-- Begin Dataset excerpts --

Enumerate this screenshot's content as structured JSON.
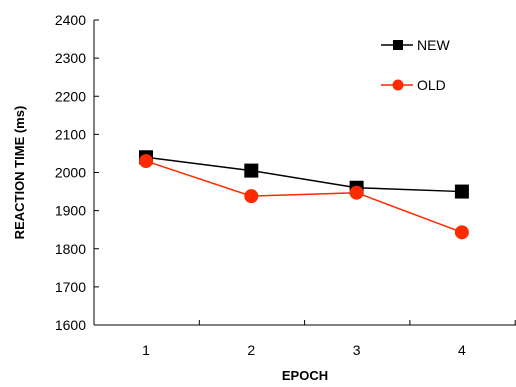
{
  "chart_data": {
    "type": "line",
    "title": "",
    "xlabel": "EPOCH",
    "ylabel": "REACTION TIME (ms)",
    "categories": [
      "1",
      "2",
      "3",
      "4"
    ],
    "ylim": [
      1600,
      2400
    ],
    "yticks": [
      1600,
      1700,
      1800,
      1900,
      2000,
      2100,
      2200,
      2300,
      2400
    ],
    "grid": false,
    "legend_position": "top-right",
    "series": [
      {
        "name": "NEW",
        "values": [
          2040,
          2005,
          1960,
          1950
        ],
        "color": "#000000",
        "marker": "square"
      },
      {
        "name": "OLD",
        "values": [
          2030,
          1938,
          1947,
          1843
        ],
        "color": "#ff2a00",
        "marker": "circle"
      }
    ]
  }
}
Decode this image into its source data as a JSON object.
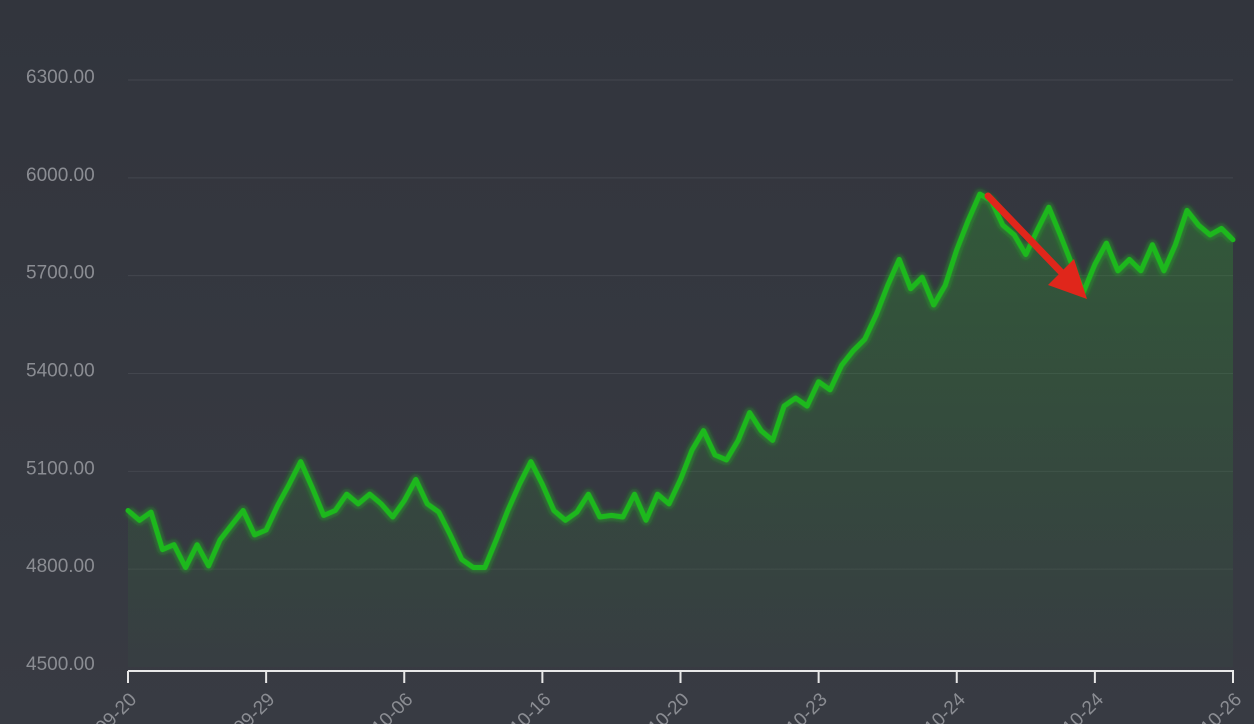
{
  "chart_data": {
    "type": "line",
    "categories": [
      "09-20",
      null,
      null,
      null,
      null,
      null,
      null,
      null,
      null,
      null,
      null,
      null,
      "09-29",
      null,
      null,
      null,
      null,
      null,
      null,
      null,
      null,
      null,
      null,
      null,
      "10-06",
      null,
      null,
      null,
      null,
      null,
      null,
      null,
      null,
      null,
      null,
      null,
      "10-16",
      null,
      null,
      null,
      null,
      null,
      null,
      null,
      null,
      null,
      null,
      null,
      "10-20",
      null,
      null,
      null,
      null,
      null,
      null,
      null,
      null,
      null,
      null,
      null,
      "10-23",
      null,
      null,
      null,
      null,
      null,
      null,
      null,
      null,
      null,
      null,
      null,
      "10-24",
      null,
      null,
      null,
      null,
      null,
      null,
      null,
      null,
      null,
      null,
      null,
      "10-24",
      null,
      null,
      null,
      null,
      null,
      null,
      null,
      null,
      null,
      null,
      null,
      "10-26"
    ],
    "series": [
      {
        "name": null,
        "color": "#1db81d",
        "values": [
          4980,
          4950,
          4975,
          4860,
          4875,
          4805,
          4875,
          4810,
          4890,
          4935,
          4980,
          4905,
          4920,
          4995,
          5060,
          5130,
          5050,
          4965,
          4980,
          5030,
          5000,
          5030,
          5000,
          4960,
          5010,
          5075,
          5000,
          4975,
          4905,
          4830,
          4805,
          4805,
          4890,
          4980,
          5060,
          5130,
          5060,
          4980,
          4950,
          4975,
          5030,
          4960,
          4965,
          4960,
          5030,
          4950,
          5030,
          5000,
          5075,
          5165,
          5225,
          5150,
          5135,
          5195,
          5280,
          5225,
          5195,
          5300,
          5325,
          5300,
          5375,
          5350,
          5425,
          5470,
          5505,
          5580,
          5670,
          5750,
          5660,
          5695,
          5610,
          5670,
          5780,
          5870,
          5950,
          5930,
          5855,
          5825,
          5765,
          5840,
          5910,
          5825,
          5735,
          5650,
          5735,
          5800,
          5715,
          5750,
          5715,
          5795,
          5715,
          5795,
          5900,
          5855,
          5825,
          5845,
          5810
        ]
      }
    ],
    "ylim": [
      4500,
      6300
    ],
    "yticks": [
      {
        "value": 4500,
        "label": "4500.00"
      },
      {
        "value": 4800,
        "label": "4800.00"
      },
      {
        "value": 5100,
        "label": "5100.00"
      },
      {
        "value": 5400,
        "label": "5400.00"
      },
      {
        "value": 5700,
        "label": "5700.00"
      },
      {
        "value": 6000,
        "label": "6000.00"
      },
      {
        "value": 6300,
        "label": "6300.00"
      }
    ],
    "grid": true,
    "area": true
  }
}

-- End Dataset excerpts --

Return the whole listing, word for word, and leave out every picture.

Enumerate this screenshot's content as structured JSON.
{
  "chart_data": {
    "type": "line",
    "title": "",
    "xlabel": "EPOCH",
    "ylabel": "REACTION TIME (ms)",
    "categories": [
      "1",
      "2",
      "3",
      "4"
    ],
    "ylim": [
      1600,
      2400
    ],
    "yticks": [
      1600,
      1700,
      1800,
      1900,
      2000,
      2100,
      2200,
      2300,
      2400
    ],
    "grid": false,
    "legend_position": "top-right",
    "series": [
      {
        "name": "NEW",
        "values": [
          2040,
          2005,
          1960,
          1950
        ],
        "color": "#000000",
        "marker": "square"
      },
      {
        "name": "OLD",
        "values": [
          2030,
          1938,
          1947,
          1843
        ],
        "color": "#ff2a00",
        "marker": "circle"
      }
    ]
  }
}
Decode this image into its source data as a JSON object.
{
  "chart_data": {
    "type": "line",
    "categories": [
      "09-20",
      null,
      null,
      null,
      null,
      null,
      null,
      null,
      null,
      null,
      null,
      null,
      "09-29",
      null,
      null,
      null,
      null,
      null,
      null,
      null,
      null,
      null,
      null,
      null,
      "10-06",
      null,
      null,
      null,
      null,
      null,
      null,
      null,
      null,
      null,
      null,
      null,
      "10-16",
      null,
      null,
      null,
      null,
      null,
      null,
      null,
      null,
      null,
      null,
      null,
      "10-20",
      null,
      null,
      null,
      null,
      null,
      null,
      null,
      null,
      null,
      null,
      null,
      "10-23",
      null,
      null,
      null,
      null,
      null,
      null,
      null,
      null,
      null,
      null,
      null,
      "10-24",
      null,
      null,
      null,
      null,
      null,
      null,
      null,
      null,
      null,
      null,
      null,
      "10-24",
      null,
      null,
      null,
      null,
      null,
      null,
      null,
      null,
      null,
      null,
      null,
      "10-26"
    ],
    "series": [
      {
        "name": null,
        "color": "#1db81d",
        "values": [
          4980,
          4950,
          4975,
          4860,
          4875,
          4805,
          4875,
          4810,
          4890,
          4935,
          4980,
          4905,
          4920,
          4995,
          5060,
          5130,
          5050,
          4965,
          4980,
          5030,
          5000,
          5030,
          5000,
          4960,
          5010,
          5075,
          5000,
          4975,
          4905,
          4830,
          4805,
          4805,
          4890,
          4980,
          5060,
          5130,
          5060,
          4980,
          4950,
          4975,
          5030,
          4960,
          4965,
          4960,
          5030,
          4950,
          5030,
          5000,
          5075,
          5165,
          5225,
          5150,
          5135,
          5195,
          5280,
          5225,
          5195,
          5300,
          5325,
          5300,
          5375,
          5350,
          5425,
          5470,
          5505,
          5580,
          5670,
          5750,
          5660,
          5695,
          5610,
          5670,
          5780,
          5870,
          5950,
          5930,
          5855,
          5825,
          5765,
          5840,
          5910,
          5825,
          5735,
          5650,
          5735,
          5800,
          5715,
          5750,
          5715,
          5795,
          5715,
          5795,
          5900,
          5855,
          5825,
          5845,
          5810
        ]
      }
    ],
    "ylim": [
      4500,
      6300
    ],
    "yticks": [
      {
        "value": 4500,
        "label": "4500.00"
      },
      {
        "value": 4800,
        "label": "4800.00"
      },
      {
        "value": 5100,
        "label": "5100.00"
      },
      {
        "value": 5400,
        "label": "5400.00"
      },
      {
        "value": 5700,
        "label": "5700.00"
      },
      {
        "value": 6000,
        "label": "6000.00"
      },
      {
        "value": 6300,
        "label": "6300.00"
      }
    ],
    "grid": true,
    "area": true
  }
}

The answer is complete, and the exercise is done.